Problem statement
Pictures do not belong in the copy; transcribe everything else in the records exactly.

Task input
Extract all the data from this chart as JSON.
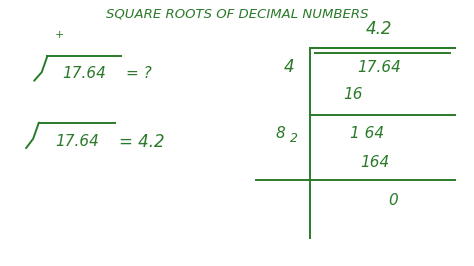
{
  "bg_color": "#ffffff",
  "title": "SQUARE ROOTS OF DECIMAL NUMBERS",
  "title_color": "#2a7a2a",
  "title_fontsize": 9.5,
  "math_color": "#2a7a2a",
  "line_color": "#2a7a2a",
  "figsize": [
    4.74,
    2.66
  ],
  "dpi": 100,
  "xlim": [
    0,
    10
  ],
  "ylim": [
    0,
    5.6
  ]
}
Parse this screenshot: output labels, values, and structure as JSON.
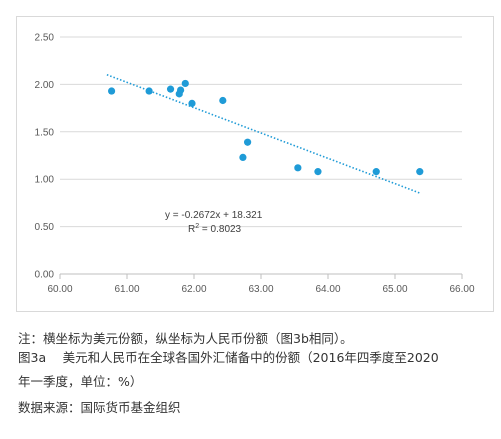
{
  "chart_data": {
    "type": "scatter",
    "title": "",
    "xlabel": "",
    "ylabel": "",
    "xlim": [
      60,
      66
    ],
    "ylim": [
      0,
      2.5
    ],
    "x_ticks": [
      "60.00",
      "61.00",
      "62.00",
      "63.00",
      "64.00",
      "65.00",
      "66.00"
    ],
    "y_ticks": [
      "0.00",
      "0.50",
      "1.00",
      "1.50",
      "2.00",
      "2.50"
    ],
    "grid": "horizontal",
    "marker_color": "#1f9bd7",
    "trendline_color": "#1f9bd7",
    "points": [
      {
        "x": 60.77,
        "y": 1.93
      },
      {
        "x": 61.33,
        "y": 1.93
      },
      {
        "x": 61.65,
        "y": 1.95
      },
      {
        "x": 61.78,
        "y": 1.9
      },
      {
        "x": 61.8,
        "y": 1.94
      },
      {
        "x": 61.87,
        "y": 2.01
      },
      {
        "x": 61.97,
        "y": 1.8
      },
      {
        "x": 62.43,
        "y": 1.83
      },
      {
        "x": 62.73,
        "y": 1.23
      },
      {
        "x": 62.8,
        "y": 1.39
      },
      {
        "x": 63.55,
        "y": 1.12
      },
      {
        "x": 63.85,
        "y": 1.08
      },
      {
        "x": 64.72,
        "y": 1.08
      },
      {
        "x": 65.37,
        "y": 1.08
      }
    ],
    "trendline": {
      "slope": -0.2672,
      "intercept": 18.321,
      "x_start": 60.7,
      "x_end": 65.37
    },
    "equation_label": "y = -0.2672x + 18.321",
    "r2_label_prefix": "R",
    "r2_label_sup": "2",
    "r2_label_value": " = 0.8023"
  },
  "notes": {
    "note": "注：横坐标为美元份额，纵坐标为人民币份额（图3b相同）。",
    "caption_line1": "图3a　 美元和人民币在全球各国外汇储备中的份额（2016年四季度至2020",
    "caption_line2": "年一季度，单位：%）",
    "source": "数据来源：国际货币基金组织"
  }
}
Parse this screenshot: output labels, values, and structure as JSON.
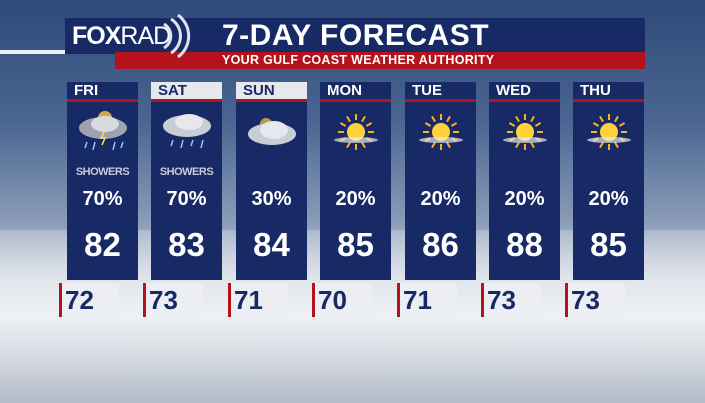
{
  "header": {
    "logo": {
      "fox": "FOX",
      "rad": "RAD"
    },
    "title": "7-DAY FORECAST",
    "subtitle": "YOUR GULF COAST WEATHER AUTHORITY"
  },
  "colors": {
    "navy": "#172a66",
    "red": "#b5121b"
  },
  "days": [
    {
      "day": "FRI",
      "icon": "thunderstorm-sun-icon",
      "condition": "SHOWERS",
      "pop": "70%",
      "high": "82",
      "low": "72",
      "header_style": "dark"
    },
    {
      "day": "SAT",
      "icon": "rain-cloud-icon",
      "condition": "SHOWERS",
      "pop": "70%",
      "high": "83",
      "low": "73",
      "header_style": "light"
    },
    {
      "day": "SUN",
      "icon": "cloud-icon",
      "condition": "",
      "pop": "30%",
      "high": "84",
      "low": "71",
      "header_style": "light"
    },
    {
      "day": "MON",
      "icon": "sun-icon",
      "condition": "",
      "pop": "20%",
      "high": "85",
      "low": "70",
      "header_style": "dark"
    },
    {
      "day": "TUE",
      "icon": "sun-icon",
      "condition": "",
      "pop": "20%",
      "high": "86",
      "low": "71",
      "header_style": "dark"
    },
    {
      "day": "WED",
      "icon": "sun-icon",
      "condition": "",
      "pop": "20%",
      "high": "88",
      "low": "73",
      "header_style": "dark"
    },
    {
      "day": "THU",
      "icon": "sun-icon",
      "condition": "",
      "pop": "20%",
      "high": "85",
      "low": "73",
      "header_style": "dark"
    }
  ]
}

Task response
Extract all the data from this chart as JSON.
{
  "bg_color": "#ffffff",
  "title": "SQUARE ROOTS OF DECIMAL NUMBERS",
  "title_color": "#2a7a2a",
  "title_fontsize": 9.5,
  "math_color": "#2a7a2a",
  "line_color": "#2a7a2a",
  "figsize": [
    4.74,
    2.66
  ],
  "dpi": 100,
  "xlim": [
    0,
    10
  ],
  "ylim": [
    0,
    5.6
  ]
}
Parse this screenshot: output labels, values, and structure as JSON.
{
  "chart_data": {
    "type": "scatter",
    "title": "",
    "xlabel": "",
    "ylabel": "",
    "xlim": [
      60,
      66
    ],
    "ylim": [
      0,
      2.5
    ],
    "x_ticks": [
      "60.00",
      "61.00",
      "62.00",
      "63.00",
      "64.00",
      "65.00",
      "66.00"
    ],
    "y_ticks": [
      "0.00",
      "0.50",
      "1.00",
      "1.50",
      "2.00",
      "2.50"
    ],
    "grid": "horizontal",
    "marker_color": "#1f9bd7",
    "trendline_color": "#1f9bd7",
    "points": [
      {
        "x": 60.77,
        "y": 1.93
      },
      {
        "x": 61.33,
        "y": 1.93
      },
      {
        "x": 61.65,
        "y": 1.95
      },
      {
        "x": 61.78,
        "y": 1.9
      },
      {
        "x": 61.8,
        "y": 1.94
      },
      {
        "x": 61.87,
        "y": 2.01
      },
      {
        "x": 61.97,
        "y": 1.8
      },
      {
        "x": 62.43,
        "y": 1.83
      },
      {
        "x": 62.73,
        "y": 1.23
      },
      {
        "x": 62.8,
        "y": 1.39
      },
      {
        "x": 63.55,
        "y": 1.12
      },
      {
        "x": 63.85,
        "y": 1.08
      },
      {
        "x": 64.72,
        "y": 1.08
      },
      {
        "x": 65.37,
        "y": 1.08
      }
    ],
    "trendline": {
      "slope": -0.2672,
      "intercept": 18.321,
      "x_start": 60.7,
      "x_end": 65.37
    },
    "equation_label": "y = -0.2672x + 18.321",
    "r2_label_prefix": "R",
    "r2_label_sup": "2",
    "r2_label_value": " = 0.8023"
  },
  "notes": {
    "note": "注：横坐标为美元份额，纵坐标为人民币份额（图3b相同）。",
    "caption_line1": "图3a　 美元和人民币在全球各国外汇储备中的份额（2016年四季度至2020",
    "caption_line2": "年一季度，单位：%）",
    "source": "数据来源：国际货币基金组织"
  }
}
Parse this screenshot: output labels, values, and structure as JSON.
{
  "header": {
    "logo": {
      "fox": "FOX",
      "rad": "RAD"
    },
    "title": "7-DAY FORECAST",
    "subtitle": "YOUR GULF COAST WEATHER AUTHORITY"
  },
  "colors": {
    "navy": "#172a66",
    "red": "#b5121b"
  },
  "days": [
    {
      "day": "FRI",
      "icon": "thunderstorm-sun-icon",
      "condition": "SHOWERS",
      "pop": "70%",
      "high": "82",
      "low": "72",
      "header_style": "dark"
    },
    {
      "day": "SAT",
      "icon": "rain-cloud-icon",
      "condition": "SHOWERS",
      "pop": "70%",
      "high": "83",
      "low": "73",
      "header_style": "light"
    },
    {
      "day": "SUN",
      "icon": "cloud-icon",
      "condition": "",
      "pop": "30%",
      "high": "84",
      "low": "71",
      "header_style": "light"
    },
    {
      "day": "MON",
      "icon": "sun-icon",
      "condition": "",
      "pop": "20%",
      "high": "85",
      "low": "70",
      "header_style": "dark"
    },
    {
      "day": "TUE",
      "icon": "sun-icon",
      "condition": "",
      "pop": "20%",
      "high": "86",
      "low": "71",
      "header_style": "dark"
    },
    {
      "day": "WED",
      "icon": "sun-icon",
      "condition": "",
      "pop": "20%",
      "high": "88",
      "low": "73",
      "header_style": "dark"
    },
    {
      "day": "THU",
      "icon": "sun-icon",
      "condition": "",
      "pop": "20%",
      "high": "85",
      "low": "73",
      "header_style": "dark"
    }
  ]
}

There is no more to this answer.